Exercise instructions:
Set each entry down verbatim, omitting images.

(Data entries for graphics)
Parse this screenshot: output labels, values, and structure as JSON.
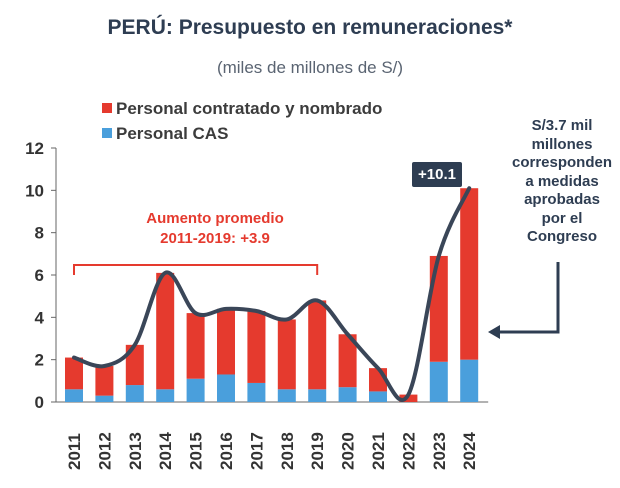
{
  "title": "PERÚ: Presupuesto en remuneraciones*",
  "subtitle": "(miles de millones de S/)",
  "legend": {
    "contratado": "Personal contratado y nombrado",
    "cas": "Personal CAS"
  },
  "annotations": {
    "total_2024": "+10.1",
    "avg_line1": "Aumento promedio",
    "avg_line2": "2011-2019: +3.9",
    "note_lines": [
      "S/3.7 mil",
      "millones",
      "corresponden",
      "a medidas",
      "aprobadas",
      "por el",
      "Congreso"
    ]
  },
  "colors": {
    "contratado": "#e53a2e",
    "cas": "#4a9fdc",
    "line": "#3a4658",
    "dark": "#2e3d52"
  },
  "chart_data": {
    "type": "bar",
    "stacked": true,
    "categories": [
      "2011",
      "2012",
      "2013",
      "2014",
      "2015",
      "2016",
      "2017",
      "2018",
      "2019",
      "2020",
      "2021",
      "2022",
      "2023",
      "2024"
    ],
    "series": [
      {
        "name": "Personal CAS",
        "values": [
          0.6,
          0.3,
          0.8,
          0.6,
          1.1,
          1.3,
          0.9,
          0.6,
          0.6,
          0.7,
          0.5,
          0.0,
          1.9,
          2.0
        ]
      },
      {
        "name": "Personal contratado y nombrado",
        "values": [
          1.5,
          1.4,
          1.9,
          5.5,
          3.1,
          3.1,
          3.4,
          3.3,
          4.2,
          2.5,
          1.1,
          0.35,
          5.0,
          8.1
        ]
      }
    ],
    "trend_line": [
      2.1,
      1.7,
      2.7,
      6.1,
      4.2,
      4.4,
      4.3,
      3.9,
      4.8,
      3.2,
      1.6,
      0.35,
      6.9,
      10.1
    ],
    "yticks": [
      0,
      2,
      4,
      6,
      8,
      10,
      12
    ],
    "ylim": [
      0,
      12
    ],
    "xlabel": "",
    "ylabel": ""
  }
}
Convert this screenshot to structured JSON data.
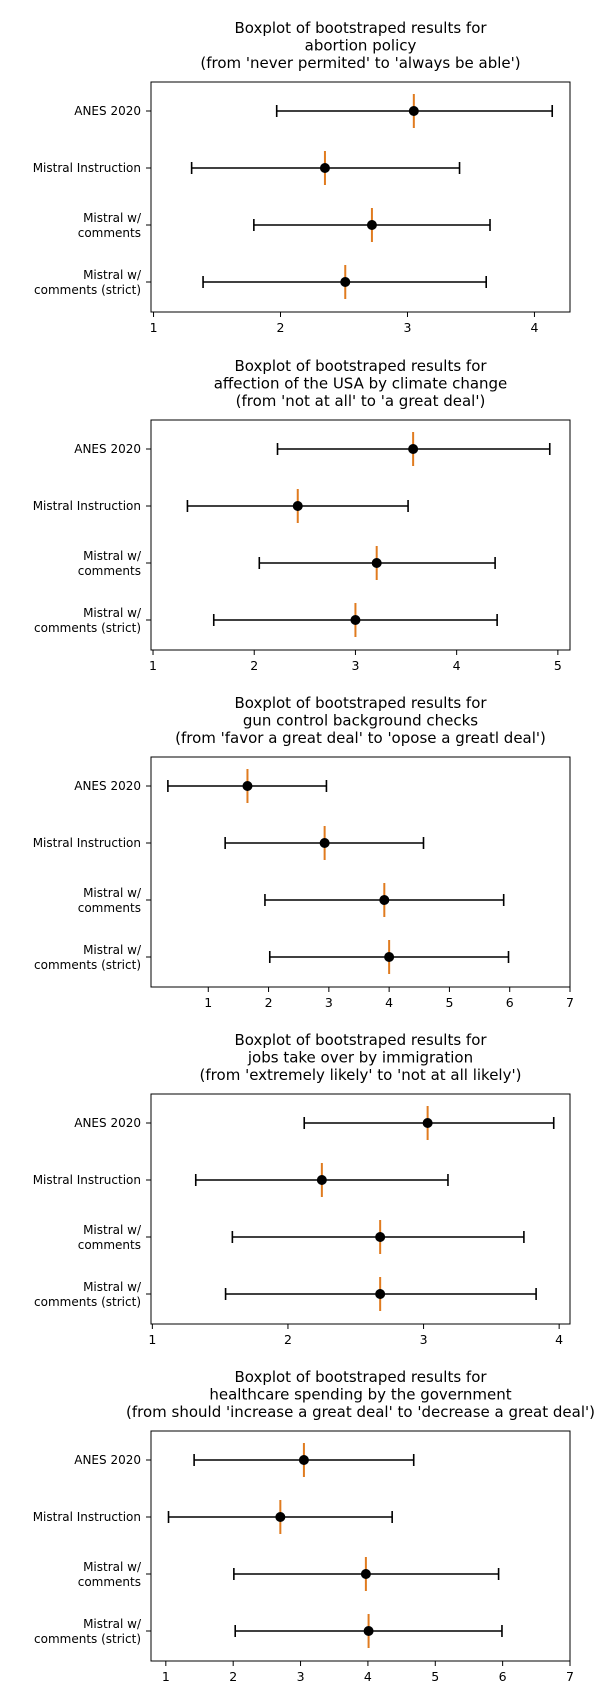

Task result:
Parse this screenshot: output labels, values, and structure as JSON.
{
  "title": "PERÚ: Presupuesto en remuneraciones*",
  "subtitle": "(miles de millones de S/)",
  "legend": {
    "contratado": "Personal contratado y nombrado",
    "cas": "Personal CAS"
  },
  "annotations": {
    "total_2024": "+10.1",
    "avg_line1": "Aumento promedio",
    "avg_line2": "2011-2019: +3.9",
    "note_lines": [
      "S/3.7 mil",
      "millones",
      "corresponden",
      "a medidas",
      "aprobadas",
      "por el",
      "Congreso"
    ]
  },
  "colors": {
    "contratado": "#e53a2e",
    "cas": "#4a9fdc",
    "line": "#3a4658",
    "dark": "#2e3d52"
  },
  "chart_data": {
    "type": "bar",
    "stacked": true,
    "categories": [
      "2011",
      "2012",
      "2013",
      "2014",
      "2015",
      "2016",
      "2017",
      "2018",
      "2019",
      "2020",
      "2021",
      "2022",
      "2023",
      "2024"
    ],
    "series": [
      {
        "name": "Personal CAS",
        "values": [
          0.6,
          0.3,
          0.8,
          0.6,
          1.1,
          1.3,
          0.9,
          0.6,
          0.6,
          0.7,
          0.5,
          0.0,
          1.9,
          2.0
        ]
      },
      {
        "name": "Personal contratado y nombrado",
        "values": [
          1.5,
          1.4,
          1.9,
          5.5,
          3.1,
          3.1,
          3.4,
          3.3,
          4.2,
          2.5,
          1.1,
          0.35,
          5.0,
          8.1
        ]
      }
    ],
    "trend_line": [
      2.1,
      1.7,
      2.7,
      6.1,
      4.2,
      4.4,
      4.3,
      3.9,
      4.8,
      3.2,
      1.6,
      0.35,
      6.9,
      10.1
    ],
    "yticks": [
      0,
      2,
      4,
      6,
      8,
      10,
      12
    ],
    "ylim": [
      0,
      12
    ],
    "xlabel": "",
    "ylabel": ""
  }
}
Convert this screenshot to structured JSON data.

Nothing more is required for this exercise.